= Work to complete =
List every line in this data where the string "JSON" occurs.

= Task data =
"""
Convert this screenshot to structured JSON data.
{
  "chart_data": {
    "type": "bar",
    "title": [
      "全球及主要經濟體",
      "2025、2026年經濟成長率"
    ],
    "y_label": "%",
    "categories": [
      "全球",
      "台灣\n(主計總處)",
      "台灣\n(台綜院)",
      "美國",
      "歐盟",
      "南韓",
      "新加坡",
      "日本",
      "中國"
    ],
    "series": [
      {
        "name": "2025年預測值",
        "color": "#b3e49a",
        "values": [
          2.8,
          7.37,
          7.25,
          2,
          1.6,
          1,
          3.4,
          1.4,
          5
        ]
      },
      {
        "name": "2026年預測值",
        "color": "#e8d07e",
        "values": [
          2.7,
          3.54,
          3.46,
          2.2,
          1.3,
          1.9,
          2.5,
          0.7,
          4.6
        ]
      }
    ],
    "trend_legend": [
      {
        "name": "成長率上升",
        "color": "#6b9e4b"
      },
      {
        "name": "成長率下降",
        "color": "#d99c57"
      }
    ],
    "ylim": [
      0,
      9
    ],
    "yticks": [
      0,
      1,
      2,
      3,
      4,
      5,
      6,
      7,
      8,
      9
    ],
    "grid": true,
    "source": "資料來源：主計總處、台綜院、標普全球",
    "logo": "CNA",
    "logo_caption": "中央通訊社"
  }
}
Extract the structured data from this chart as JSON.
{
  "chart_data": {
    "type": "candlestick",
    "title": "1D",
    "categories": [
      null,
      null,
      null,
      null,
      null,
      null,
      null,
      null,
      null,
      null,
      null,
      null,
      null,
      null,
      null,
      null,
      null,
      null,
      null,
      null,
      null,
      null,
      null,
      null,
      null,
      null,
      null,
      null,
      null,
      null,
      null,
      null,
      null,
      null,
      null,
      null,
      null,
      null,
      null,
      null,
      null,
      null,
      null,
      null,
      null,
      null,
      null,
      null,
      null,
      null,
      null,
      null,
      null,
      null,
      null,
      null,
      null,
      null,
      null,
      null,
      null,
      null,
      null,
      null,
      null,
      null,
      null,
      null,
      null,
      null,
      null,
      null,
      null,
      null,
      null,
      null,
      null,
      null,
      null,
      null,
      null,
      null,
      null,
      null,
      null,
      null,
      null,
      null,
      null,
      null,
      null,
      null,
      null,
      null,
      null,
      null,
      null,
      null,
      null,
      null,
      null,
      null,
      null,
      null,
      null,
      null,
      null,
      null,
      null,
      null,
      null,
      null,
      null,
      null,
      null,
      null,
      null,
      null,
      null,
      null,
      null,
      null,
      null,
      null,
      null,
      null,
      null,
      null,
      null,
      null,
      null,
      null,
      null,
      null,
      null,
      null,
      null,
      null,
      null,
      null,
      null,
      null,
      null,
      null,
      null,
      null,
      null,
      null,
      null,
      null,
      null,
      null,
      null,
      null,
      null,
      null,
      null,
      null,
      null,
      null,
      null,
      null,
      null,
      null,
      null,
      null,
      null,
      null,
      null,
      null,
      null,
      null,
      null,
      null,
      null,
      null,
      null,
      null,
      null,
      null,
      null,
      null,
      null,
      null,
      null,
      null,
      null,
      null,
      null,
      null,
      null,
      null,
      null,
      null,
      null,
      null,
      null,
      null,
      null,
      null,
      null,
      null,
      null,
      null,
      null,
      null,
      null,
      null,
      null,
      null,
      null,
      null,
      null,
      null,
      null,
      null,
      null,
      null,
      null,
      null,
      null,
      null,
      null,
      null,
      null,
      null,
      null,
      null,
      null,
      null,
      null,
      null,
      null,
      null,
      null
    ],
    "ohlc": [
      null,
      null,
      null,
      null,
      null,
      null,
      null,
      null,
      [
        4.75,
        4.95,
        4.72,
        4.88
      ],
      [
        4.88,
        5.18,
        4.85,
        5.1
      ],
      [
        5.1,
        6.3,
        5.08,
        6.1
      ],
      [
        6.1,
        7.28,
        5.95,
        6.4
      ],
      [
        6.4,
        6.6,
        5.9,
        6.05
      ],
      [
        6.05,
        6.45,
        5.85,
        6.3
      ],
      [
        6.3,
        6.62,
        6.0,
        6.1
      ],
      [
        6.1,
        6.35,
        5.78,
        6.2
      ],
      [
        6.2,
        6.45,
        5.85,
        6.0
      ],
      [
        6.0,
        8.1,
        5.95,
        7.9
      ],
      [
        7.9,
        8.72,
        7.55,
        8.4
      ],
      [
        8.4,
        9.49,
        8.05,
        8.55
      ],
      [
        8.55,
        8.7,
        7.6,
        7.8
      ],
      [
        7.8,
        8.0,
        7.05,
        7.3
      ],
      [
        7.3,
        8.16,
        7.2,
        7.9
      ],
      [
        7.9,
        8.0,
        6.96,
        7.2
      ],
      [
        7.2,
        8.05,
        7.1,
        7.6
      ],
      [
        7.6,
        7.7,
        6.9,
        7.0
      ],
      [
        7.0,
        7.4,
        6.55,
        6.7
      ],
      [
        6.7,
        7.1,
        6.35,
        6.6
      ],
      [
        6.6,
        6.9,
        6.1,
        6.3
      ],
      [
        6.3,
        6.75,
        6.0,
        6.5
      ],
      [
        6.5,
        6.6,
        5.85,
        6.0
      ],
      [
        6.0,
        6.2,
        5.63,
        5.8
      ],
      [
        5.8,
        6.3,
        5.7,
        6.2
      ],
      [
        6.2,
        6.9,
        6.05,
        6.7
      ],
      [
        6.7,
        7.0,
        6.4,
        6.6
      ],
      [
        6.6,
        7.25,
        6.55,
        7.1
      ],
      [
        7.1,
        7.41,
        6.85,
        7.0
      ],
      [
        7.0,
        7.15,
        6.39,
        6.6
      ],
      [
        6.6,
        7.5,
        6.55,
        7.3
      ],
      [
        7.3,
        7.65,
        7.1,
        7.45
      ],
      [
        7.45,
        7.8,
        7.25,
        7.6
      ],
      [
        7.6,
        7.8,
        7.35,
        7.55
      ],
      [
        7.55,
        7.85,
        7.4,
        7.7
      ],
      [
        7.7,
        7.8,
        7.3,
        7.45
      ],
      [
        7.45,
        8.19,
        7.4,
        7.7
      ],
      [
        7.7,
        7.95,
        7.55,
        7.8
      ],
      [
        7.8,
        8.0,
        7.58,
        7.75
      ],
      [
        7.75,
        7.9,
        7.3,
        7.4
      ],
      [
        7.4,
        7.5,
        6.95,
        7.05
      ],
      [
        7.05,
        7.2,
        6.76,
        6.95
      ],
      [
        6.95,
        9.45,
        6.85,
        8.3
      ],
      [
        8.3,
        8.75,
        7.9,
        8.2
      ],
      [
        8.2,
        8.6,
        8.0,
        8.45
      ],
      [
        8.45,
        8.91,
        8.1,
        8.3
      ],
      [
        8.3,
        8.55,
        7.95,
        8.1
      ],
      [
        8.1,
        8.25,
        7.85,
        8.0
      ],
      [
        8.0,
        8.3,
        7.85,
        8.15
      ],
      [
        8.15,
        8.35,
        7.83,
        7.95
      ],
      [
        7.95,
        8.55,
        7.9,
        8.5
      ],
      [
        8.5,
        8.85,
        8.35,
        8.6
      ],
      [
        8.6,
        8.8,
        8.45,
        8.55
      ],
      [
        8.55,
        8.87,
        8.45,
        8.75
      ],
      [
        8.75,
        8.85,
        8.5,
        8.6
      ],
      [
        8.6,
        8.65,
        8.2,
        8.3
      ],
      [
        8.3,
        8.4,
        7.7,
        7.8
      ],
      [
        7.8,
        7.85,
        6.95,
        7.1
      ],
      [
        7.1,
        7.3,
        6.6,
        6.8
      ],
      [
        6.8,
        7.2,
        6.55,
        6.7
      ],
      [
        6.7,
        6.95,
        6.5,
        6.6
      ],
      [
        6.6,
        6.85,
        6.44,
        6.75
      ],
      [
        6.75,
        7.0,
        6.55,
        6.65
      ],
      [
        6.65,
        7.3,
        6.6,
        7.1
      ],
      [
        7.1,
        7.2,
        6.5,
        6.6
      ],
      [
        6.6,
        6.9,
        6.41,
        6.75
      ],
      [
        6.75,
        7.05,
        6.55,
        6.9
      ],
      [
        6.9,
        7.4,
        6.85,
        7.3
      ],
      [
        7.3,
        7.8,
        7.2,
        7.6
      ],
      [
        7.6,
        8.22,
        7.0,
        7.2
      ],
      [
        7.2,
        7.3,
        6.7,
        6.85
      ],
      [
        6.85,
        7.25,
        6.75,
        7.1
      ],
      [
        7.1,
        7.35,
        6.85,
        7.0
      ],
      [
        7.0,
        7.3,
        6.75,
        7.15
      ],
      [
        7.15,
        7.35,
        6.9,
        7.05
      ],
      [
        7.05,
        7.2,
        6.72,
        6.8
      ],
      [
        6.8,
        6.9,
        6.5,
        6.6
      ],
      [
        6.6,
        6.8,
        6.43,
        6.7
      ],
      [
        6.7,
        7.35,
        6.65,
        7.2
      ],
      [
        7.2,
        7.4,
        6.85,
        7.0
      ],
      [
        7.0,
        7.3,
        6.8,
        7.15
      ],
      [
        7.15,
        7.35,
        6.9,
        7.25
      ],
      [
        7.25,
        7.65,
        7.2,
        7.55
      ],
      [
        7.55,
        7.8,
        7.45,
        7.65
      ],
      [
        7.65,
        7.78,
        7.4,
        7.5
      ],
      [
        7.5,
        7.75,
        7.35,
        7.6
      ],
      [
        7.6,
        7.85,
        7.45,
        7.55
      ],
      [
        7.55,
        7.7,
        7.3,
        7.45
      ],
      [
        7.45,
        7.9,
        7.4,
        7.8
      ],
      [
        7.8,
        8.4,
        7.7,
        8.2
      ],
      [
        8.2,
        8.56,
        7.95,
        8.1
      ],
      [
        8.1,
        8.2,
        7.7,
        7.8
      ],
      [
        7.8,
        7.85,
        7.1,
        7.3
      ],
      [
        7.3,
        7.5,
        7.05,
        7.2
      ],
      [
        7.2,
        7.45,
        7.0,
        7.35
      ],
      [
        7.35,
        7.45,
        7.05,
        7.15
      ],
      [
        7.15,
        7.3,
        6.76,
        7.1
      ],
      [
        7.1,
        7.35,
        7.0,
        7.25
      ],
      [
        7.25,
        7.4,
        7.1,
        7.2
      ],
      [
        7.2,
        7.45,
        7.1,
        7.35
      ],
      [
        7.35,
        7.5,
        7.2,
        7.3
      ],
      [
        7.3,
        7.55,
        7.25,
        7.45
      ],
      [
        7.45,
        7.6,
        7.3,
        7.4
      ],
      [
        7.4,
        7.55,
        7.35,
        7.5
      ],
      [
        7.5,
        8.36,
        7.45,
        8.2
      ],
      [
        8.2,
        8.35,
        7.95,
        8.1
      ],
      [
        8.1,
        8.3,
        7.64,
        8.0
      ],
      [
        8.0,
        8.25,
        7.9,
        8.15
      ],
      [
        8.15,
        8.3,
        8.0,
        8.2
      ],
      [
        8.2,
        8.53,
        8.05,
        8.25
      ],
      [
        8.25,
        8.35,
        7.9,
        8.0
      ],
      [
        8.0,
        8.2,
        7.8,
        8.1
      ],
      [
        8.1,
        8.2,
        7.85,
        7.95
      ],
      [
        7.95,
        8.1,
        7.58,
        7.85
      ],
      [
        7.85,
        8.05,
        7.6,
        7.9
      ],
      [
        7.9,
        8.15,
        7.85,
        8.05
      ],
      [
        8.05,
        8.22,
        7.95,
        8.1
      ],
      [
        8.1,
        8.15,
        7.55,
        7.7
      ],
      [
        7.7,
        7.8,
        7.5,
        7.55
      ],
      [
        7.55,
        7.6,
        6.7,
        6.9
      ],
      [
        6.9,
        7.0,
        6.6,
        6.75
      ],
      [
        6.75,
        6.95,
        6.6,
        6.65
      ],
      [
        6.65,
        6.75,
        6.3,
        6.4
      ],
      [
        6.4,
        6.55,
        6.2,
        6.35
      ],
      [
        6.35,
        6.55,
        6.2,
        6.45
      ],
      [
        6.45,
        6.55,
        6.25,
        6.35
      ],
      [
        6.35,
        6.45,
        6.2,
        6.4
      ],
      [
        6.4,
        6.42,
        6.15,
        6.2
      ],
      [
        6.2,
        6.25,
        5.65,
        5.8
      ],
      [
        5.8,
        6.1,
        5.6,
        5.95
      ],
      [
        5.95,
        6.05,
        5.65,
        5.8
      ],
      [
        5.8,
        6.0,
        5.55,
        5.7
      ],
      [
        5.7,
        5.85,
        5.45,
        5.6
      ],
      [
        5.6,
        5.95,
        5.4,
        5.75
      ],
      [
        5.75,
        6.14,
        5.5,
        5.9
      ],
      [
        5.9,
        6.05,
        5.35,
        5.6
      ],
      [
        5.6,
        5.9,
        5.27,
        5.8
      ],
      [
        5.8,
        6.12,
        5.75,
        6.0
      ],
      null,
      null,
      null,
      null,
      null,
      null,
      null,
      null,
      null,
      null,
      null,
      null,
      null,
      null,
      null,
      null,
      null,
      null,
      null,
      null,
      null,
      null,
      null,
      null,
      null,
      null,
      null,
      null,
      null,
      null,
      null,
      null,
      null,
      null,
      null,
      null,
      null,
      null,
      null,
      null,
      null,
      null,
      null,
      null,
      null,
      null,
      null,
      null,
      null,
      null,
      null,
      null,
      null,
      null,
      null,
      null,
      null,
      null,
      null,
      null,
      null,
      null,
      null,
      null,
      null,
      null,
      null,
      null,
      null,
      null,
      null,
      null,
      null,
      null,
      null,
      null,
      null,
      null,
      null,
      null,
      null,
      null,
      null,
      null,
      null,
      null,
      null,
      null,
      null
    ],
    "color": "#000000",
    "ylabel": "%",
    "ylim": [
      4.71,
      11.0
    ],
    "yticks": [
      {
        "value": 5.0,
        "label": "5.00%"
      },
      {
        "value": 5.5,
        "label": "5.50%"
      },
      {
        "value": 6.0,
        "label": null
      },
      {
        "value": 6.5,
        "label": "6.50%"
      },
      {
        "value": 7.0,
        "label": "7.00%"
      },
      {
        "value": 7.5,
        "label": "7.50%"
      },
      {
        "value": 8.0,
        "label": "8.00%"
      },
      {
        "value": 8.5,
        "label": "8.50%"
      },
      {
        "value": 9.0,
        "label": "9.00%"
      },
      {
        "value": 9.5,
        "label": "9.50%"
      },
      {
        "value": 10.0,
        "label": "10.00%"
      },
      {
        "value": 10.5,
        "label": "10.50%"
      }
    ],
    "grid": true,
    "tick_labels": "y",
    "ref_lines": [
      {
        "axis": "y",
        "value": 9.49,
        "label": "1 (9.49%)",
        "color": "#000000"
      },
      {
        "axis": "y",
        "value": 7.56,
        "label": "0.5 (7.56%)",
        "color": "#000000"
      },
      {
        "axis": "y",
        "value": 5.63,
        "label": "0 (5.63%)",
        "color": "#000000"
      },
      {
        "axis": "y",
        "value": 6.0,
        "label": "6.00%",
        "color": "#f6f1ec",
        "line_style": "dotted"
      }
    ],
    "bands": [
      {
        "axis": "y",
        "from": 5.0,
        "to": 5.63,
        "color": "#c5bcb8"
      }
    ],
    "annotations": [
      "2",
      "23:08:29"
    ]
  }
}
"""
= Expected answer =
Convert this screenshot to structured JSON data.
Extract the structured data from this chart as JSON.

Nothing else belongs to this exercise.